• EXERCISE BRIEF: Locate and copy all lines bearing the word "đồng".

Figure dataset records:

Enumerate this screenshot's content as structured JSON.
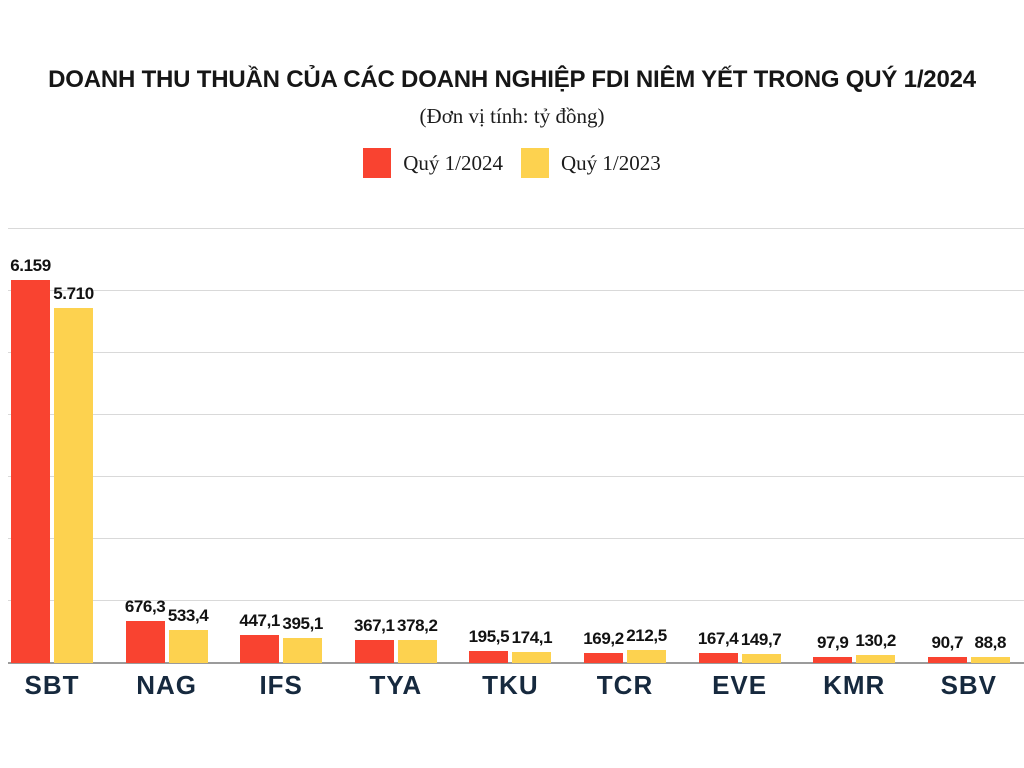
{
  "chart_data": {
    "type": "bar",
    "title": "DOANH THU THUẦN CỦA CÁC DOANH NGHIỆP FDI NIÊM YẾT TRONG QUÝ 1/2024",
    "subtitle": "(Đơn vị tính: tỷ đồng)",
    "unit": "tỷ đồng",
    "legend_position": "top",
    "grid": true,
    "grid_step": 1000,
    "ylim": [
      0,
      7000
    ],
    "categories": [
      "SBT",
      "NAG",
      "IFS",
      "TYA",
      "TKU",
      "TCR",
      "EVE",
      "KMR",
      "SBV"
    ],
    "series": [
      {
        "name": "Quý 1/2024",
        "color": "#f94330",
        "values": [
          6159,
          676.3,
          447.1,
          367.1,
          195.5,
          169.2,
          167.4,
          97.9,
          90.7
        ],
        "labels": [
          "6.159",
          "676,3",
          "447,1",
          "367,1",
          "195,5",
          "169,2",
          "167,4",
          "97,9",
          "90,7"
        ]
      },
      {
        "name": "Quý 1/2023",
        "color": "#fdd24f",
        "values": [
          5710,
          533.4,
          395.1,
          378.2,
          174.1,
          212.5,
          149.7,
          130.2,
          88.8
        ],
        "labels": [
          "5.710",
          "533,4",
          "395,1",
          "378,2",
          "174,1",
          "212,5",
          "149,7",
          "130,2",
          "88,8"
        ]
      }
    ],
    "colors": {
      "grid": "#d9d9d9",
      "baseline": "#9b9b9b",
      "category_label": "#16293e",
      "value_label": "#121212",
      "title": "#161616"
    }
  }
}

• RESULT OF THIS EXERCISE:
    "subtitle": "(Đơn vị tính: tỷ đồng)",
    "unit": "tỷ đồng",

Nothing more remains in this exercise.